◆ **Job**: Among the lines below, how many carry the string "open"? Reply with a number and nothing else.

◆ **Materials provided**:
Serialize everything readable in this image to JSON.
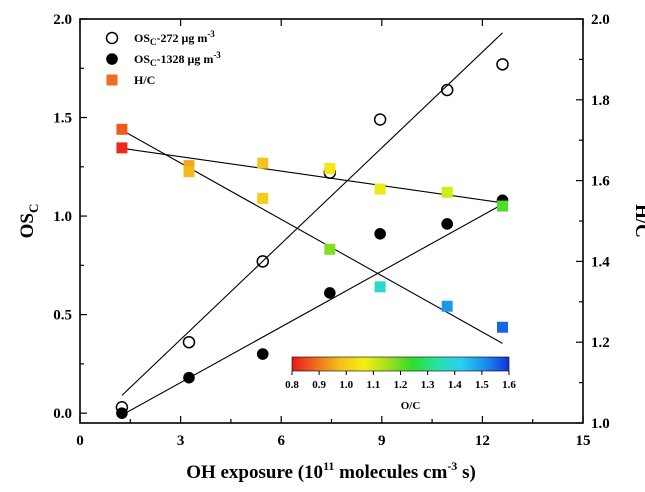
{
  "chart_data": {
    "type": "scatter",
    "xlabel": "OH exposure (10",
    "xlabel_sup": "11",
    "xlabel_mid": " molecules cm",
    "xlabel_sup2": "-3",
    "xlabel_end": " s)",
    "ylabel_left_main": "OS",
    "ylabel_left_sub": "C",
    "ylabel_right": "H/C",
    "xlim": [
      0,
      15
    ],
    "ylim_left": [
      -0.05,
      2.0
    ],
    "ylim_right": [
      1.0,
      2.0
    ],
    "x_ticks": [
      "0",
      "3",
      "6",
      "9",
      "12",
      "15"
    ],
    "x_tick_values": [
      0,
      3,
      6,
      9,
      12,
      15
    ],
    "y_left_ticks": [
      "0.0",
      "0.5",
      "1.0",
      "1.5",
      "2.0"
    ],
    "y_left_tick_values": [
      0.0,
      0.5,
      1.0,
      1.5,
      2.0
    ],
    "y_right_ticks": [
      "1.0",
      "1.2",
      "1.4",
      "1.6",
      "1.8",
      "2.0"
    ],
    "y_right_tick_values": [
      1.0,
      1.2,
      1.4,
      1.6,
      1.8,
      2.0
    ],
    "legend": [
      {
        "main": "OS",
        "sub": "C",
        "rest": "-272 μg m",
        "sup": "-3",
        "marker": "open-circle"
      },
      {
        "main": "OS",
        "sub": "C",
        "rest": "-1328 μg m",
        "sup": "-3",
        "marker": "filled-circle"
      },
      {
        "main": "H/C",
        "sub": "",
        "rest": "",
        "sup": "",
        "marker": "square",
        "color": "#f26a1b"
      }
    ],
    "series": [
      {
        "marker": "open-circle",
        "axis": "left",
        "x": [
          1.25,
          3.25,
          5.45,
          7.45,
          8.95,
          10.95,
          12.6
        ],
        "y": [
          0.03,
          0.36,
          0.77,
          1.22,
          1.49,
          1.64,
          1.77
        ],
        "fit": {
          "x": [
            1.25,
            12.6
          ],
          "y": [
            0.09,
            1.93
          ]
        }
      },
      {
        "marker": "filled-circle",
        "axis": "left",
        "x": [
          1.25,
          3.25,
          5.45,
          7.45,
          8.95,
          10.95,
          12.6
        ],
        "y": [
          0.0,
          0.18,
          0.3,
          0.61,
          0.91,
          0.96,
          1.08
        ],
        "fit": {
          "x": [
            1.25,
            12.6
          ],
          "y": [
            -0.01,
            1.06
          ]
        }
      },
      {
        "marker": "square",
        "axis": "right",
        "x": [
          1.25,
          3.25,
          5.45,
          7.45,
          8.95,
          10.95,
          12.6
        ],
        "y": [
          1.727,
          1.637,
          1.556,
          1.43,
          1.337,
          1.289,
          1.237
        ],
        "oc": [
          0.87,
          0.95,
          1.0,
          1.18,
          1.38,
          1.5,
          1.55
        ],
        "fit": {
          "x": [
            1.25,
            12.6
          ],
          "y": [
            1.725,
            1.197
          ]
        }
      },
      {
        "marker": "square",
        "axis": "right",
        "x": [
          1.25,
          3.25,
          5.45,
          7.45,
          8.95,
          10.95,
          12.6
        ],
        "y": [
          1.681,
          1.622,
          1.643,
          1.63,
          1.579,
          1.571,
          1.537
        ],
        "oc": [
          0.82,
          0.97,
          0.98,
          1.05,
          1.08,
          1.1,
          1.22
        ],
        "fit": {
          "x": [
            1.25,
            12.6
          ],
          "y": [
            1.68,
            1.545
          ]
        }
      }
    ],
    "colorbar": {
      "label": "O/C",
      "ticks": [
        "0.8",
        "0.9",
        "1.0",
        "1.1",
        "1.2",
        "1.3",
        "1.4",
        "1.5",
        "1.6"
      ],
      "range": [
        0.8,
        1.6
      ],
      "colors": [
        "#e8161c",
        "#f06f1a",
        "#f4c21c",
        "#f5ee12",
        "#9fe01e",
        "#2edc2e",
        "#26e3a6",
        "#2ad0f0",
        "#1a8ff0",
        "#1432d8"
      ]
    }
  }
}
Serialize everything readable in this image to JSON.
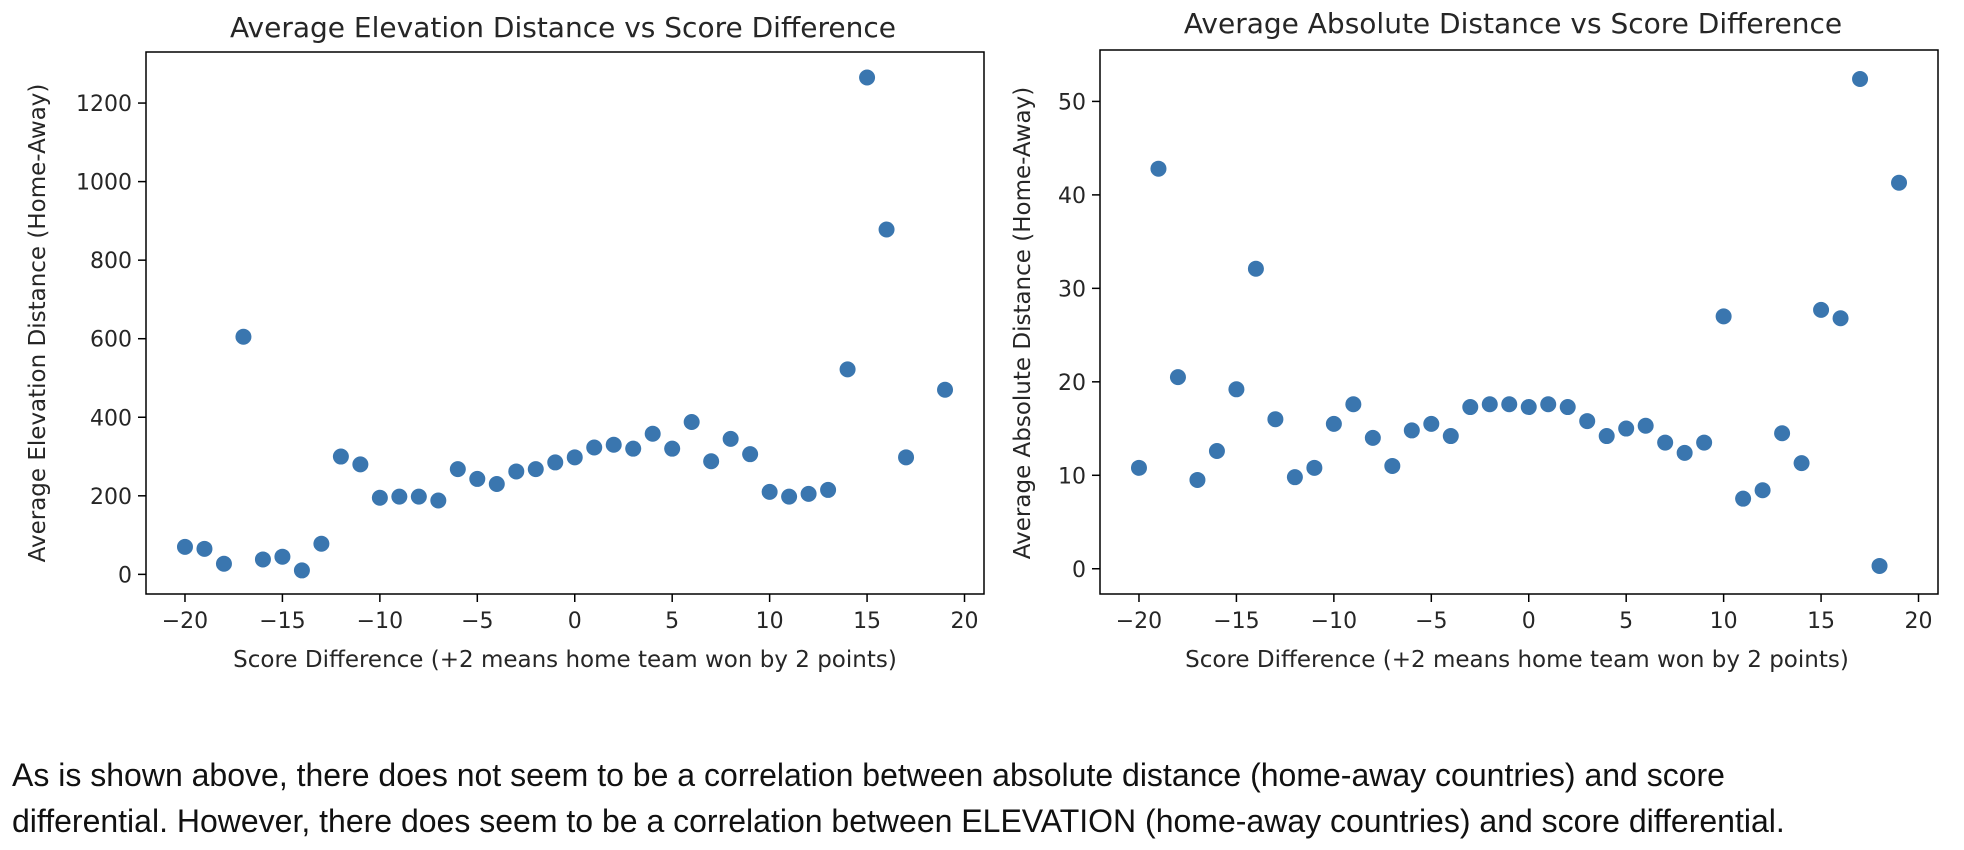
{
  "chart_data": [
    {
      "type": "scatter",
      "title": "Average Elevation Distance vs Score Difference",
      "xlabel": "Score Difference (+2 means home team won by 2 points)",
      "ylabel": "Average Elevation Distance (Home-Away)",
      "xlim": [
        -22,
        21
      ],
      "ylim": [
        -50,
        1330
      ],
      "xticks": [
        -20,
        -15,
        -10,
        -5,
        0,
        5,
        10,
        15,
        20
      ],
      "yticks": [
        0,
        200,
        400,
        600,
        800,
        1000,
        1200
      ],
      "grid": false,
      "color": "#3a76af",
      "x": [
        -20,
        -19,
        -18,
        -17,
        -16,
        -15,
        -14,
        -13,
        -12,
        -11,
        -10,
        -9,
        -8,
        -7,
        -6,
        -5,
        -4,
        -3,
        -2,
        -1,
        0,
        1,
        2,
        3,
        4,
        5,
        6,
        7,
        8,
        9,
        10,
        11,
        12,
        13,
        14,
        15,
        16,
        17,
        19
      ],
      "y": [
        70,
        65,
        27,
        605,
        38,
        45,
        10,
        78,
        300,
        280,
        195,
        198,
        198,
        188,
        268,
        243,
        230,
        262,
        268,
        285,
        298,
        323,
        330,
        320,
        358,
        320,
        388,
        288,
        345,
        306,
        210,
        198,
        205,
        215,
        522,
        1265,
        878,
        298,
        470
      ]
    },
    {
      "type": "scatter",
      "title": "Average Absolute Distance vs Score Difference",
      "xlabel": "Score Difference (+2 means home team won by 2 points)",
      "ylabel": "Average Absolute Distance (Home-Away)",
      "xlim": [
        -22,
        21
      ],
      "ylim": [
        -2.7,
        55.5
      ],
      "xticks": [
        -20,
        -15,
        -10,
        -5,
        0,
        5,
        10,
        15,
        20
      ],
      "yticks": [
        0,
        10,
        20,
        30,
        40,
        50
      ],
      "grid": false,
      "color": "#3a76af",
      "x": [
        -20,
        -19,
        -18,
        -17,
        -16,
        -15,
        -14,
        -13,
        -12,
        -11,
        -10,
        -9,
        -8,
        -7,
        -6,
        -5,
        -4,
        -3,
        -2,
        -1,
        0,
        1,
        2,
        3,
        4,
        5,
        6,
        7,
        8,
        9,
        10,
        11,
        12,
        13,
        14,
        15,
        16,
        17,
        18,
        19
      ],
      "y": [
        10.8,
        42.8,
        20.5,
        9.5,
        12.6,
        19.2,
        32.1,
        16.0,
        9.8,
        10.8,
        15.5,
        17.6,
        14.0,
        11.0,
        14.8,
        15.5,
        14.2,
        17.3,
        17.6,
        17.6,
        17.3,
        17.6,
        17.3,
        15.8,
        14.2,
        15.0,
        15.3,
        13.5,
        12.4,
        13.5,
        27.0,
        7.5,
        8.4,
        14.5,
        11.3,
        27.7,
        26.8,
        52.4,
        0.3,
        41.3
      ]
    }
  ],
  "caption": {
    "line1": "As is shown above, there does not seem to be a correlation between absolute distance (home-away countries) and score",
    "line2": "differential. However, there does seem to be a correlation between ELEVATION (home-away countries) and score differential."
  }
}
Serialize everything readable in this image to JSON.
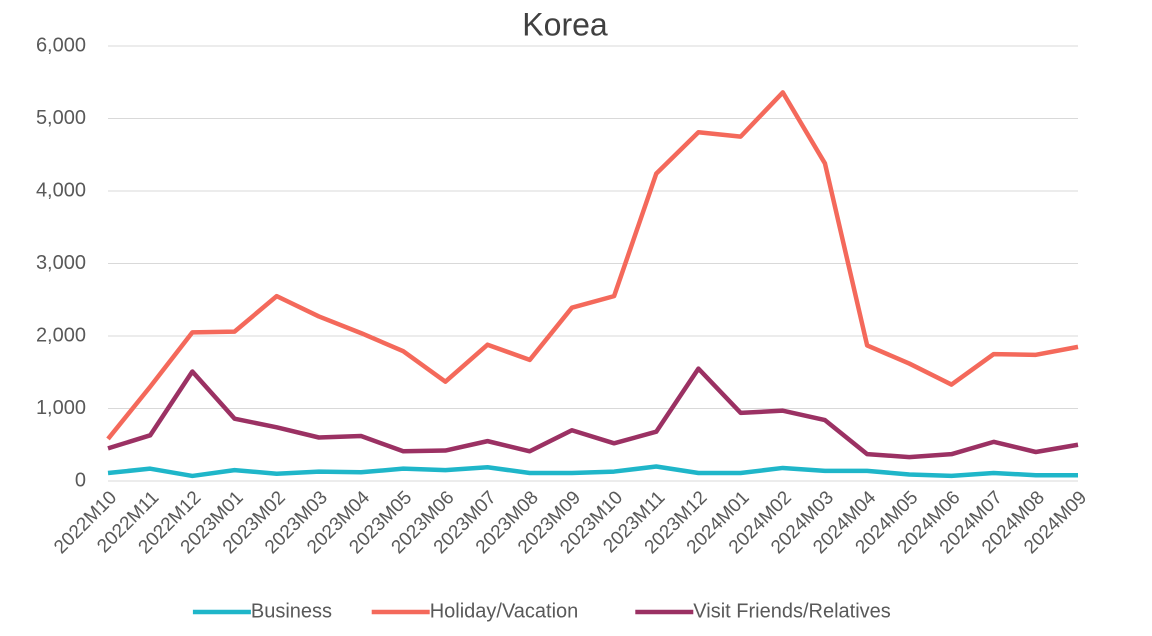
{
  "chart_data": {
    "type": "line",
    "title": "Korea",
    "categories": [
      "2022M10",
      "2022M11",
      "2022M12",
      "2023M01",
      "2023M02",
      "2023M03",
      "2023M04",
      "2023M05",
      "2023M06",
      "2023M07",
      "2023M08",
      "2023M09",
      "2023M10",
      "2023M11",
      "2023M12",
      "2024M01",
      "2024M02",
      "2024M03",
      "2024M04",
      "2024M05",
      "2024M06",
      "2024M07",
      "2024M08",
      "2024M09"
    ],
    "series": [
      {
        "name": "Business",
        "color": "#1fb6c9",
        "values": [
          110,
          170,
          70,
          150,
          100,
          130,
          120,
          170,
          150,
          190,
          110,
          110,
          130,
          200,
          110,
          110,
          180,
          140,
          140,
          90,
          70,
          110,
          80,
          80
        ]
      },
      {
        "name": "Holiday/Vacation",
        "color": "#f4695b",
        "values": [
          580,
          1300,
          2050,
          2060,
          2550,
          2270,
          2040,
          1790,
          1370,
          1880,
          1670,
          2390,
          2550,
          4240,
          4810,
          4750,
          5360,
          4380,
          1870,
          1620,
          1330,
          1750,
          1740,
          1850
        ]
      },
      {
        "name": "Visit Friends/Relatives",
        "color": "#9b3163",
        "values": [
          450,
          630,
          1510,
          860,
          740,
          600,
          620,
          410,
          420,
          550,
          410,
          700,
          520,
          680,
          1550,
          940,
          970,
          840,
          370,
          330,
          370,
          540,
          400,
          500
        ]
      }
    ],
    "ylim": [
      0,
      6000
    ],
    "yticks": [
      0,
      {
        "value": 1000,
        "label": "1,000"
      },
      {
        "value": 2000,
        "label": "2,000"
      },
      {
        "value": 3000,
        "label": "3,000"
      },
      {
        "value": 4000,
        "label": "4,000"
      },
      {
        "value": 5000,
        "label": "5,000"
      },
      {
        "value": 6000,
        "label": "6,000"
      }
    ],
    "grid": true,
    "legend": "bottom"
  }
}
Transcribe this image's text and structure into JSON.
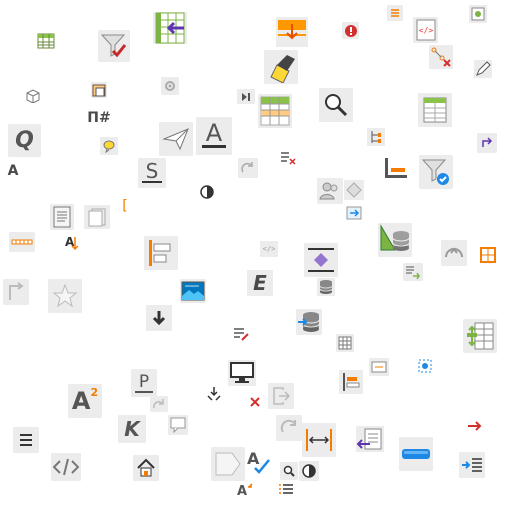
{
  "page": {
    "title": ""
  },
  "glyphs": {
    "q": "Q",
    "a_small": "A",
    "a_large": "A",
    "s": "S",
    "e": "E",
    "a2_a": "A",
    "a2_sup": "2",
    "p": "P",
    "k": "K",
    "pi_sym": "Π#",
    "bracket": "[",
    "tooltip_text": "..."
  },
  "colors": {
    "icon_gray": "#4a4a4a",
    "accent_green": "#7cb342",
    "accent_orange": "#f57c00",
    "accent_blue": "#1e88e5",
    "accent_red": "#d32f2f",
    "accent_purple": "#7e57c2",
    "accent_yellow": "#fdd835"
  },
  "icons": [
    "table-icon",
    "filter-check-icon",
    "table-insert-left-icon",
    "insert-row-orange-icon",
    "error-shield-icon",
    "list-orange-icon",
    "html-tag-icon",
    "form-checkbox-icon",
    "3d-box-icon",
    "highlighter-icon",
    "link-delete-icon",
    "pencil-edit-icon",
    "clipboard-paste-icon",
    "gear-icon",
    "media-skip-icon",
    "table-green-header-icon",
    "zoom-icon",
    "table-side-icon",
    "q-italic-icon",
    "pi-hash-icon",
    "paper-plane-icon",
    "underline-a-icon",
    "tree-icon",
    "redo-icon",
    "comment-balloon-icon",
    "strikethrough-s-icon",
    "contrast-icon",
    "redo-gray-icon",
    "delete-list-icon",
    "users-icon",
    "shape-diamond-icon",
    "filter-blue-icon",
    "page-form-icon",
    "copy-pages-icon",
    "bracket-icon",
    "arrow-right-box-icon",
    "bar-chart-icon",
    "measure-tool-icon",
    "text-direction-icon",
    "html-small-icon",
    "align-purple-icon",
    "chart-green-icon",
    "database-icon",
    "frame-orange-icon",
    "export-green-icon",
    "undo-gray-icon",
    "undo-arrow-icon",
    "star-icon",
    "image-blue-icon",
    "e-italic-icon",
    "database-small-icon",
    "arrow-down-icon",
    "list-edit-icon",
    "database-stack-icon",
    "grid-icon",
    "spreadsheet-green-icon",
    "align-block-icon",
    "monitor-icon",
    "points-icon",
    "a-superscript-icon",
    "p-icon",
    "redo-light-icon",
    "exit-icon",
    "bullet-arrows-icon",
    "close-red-icon",
    "k-italic-icon",
    "comment-icon",
    "redo-circle-icon",
    "fit-width-icon",
    "hamburger-icon",
    "code-icon",
    "home-icon",
    "tag-shape-icon",
    "spell-check-icon",
    "zoom-small-icon",
    "contrast-small-icon",
    "list-import-icon",
    "progress-bar-icon",
    "arrow-red-icon",
    "indent-list-icon",
    "a-color-icon",
    "list-number-icon"
  ]
}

◆ **Task solution**: 2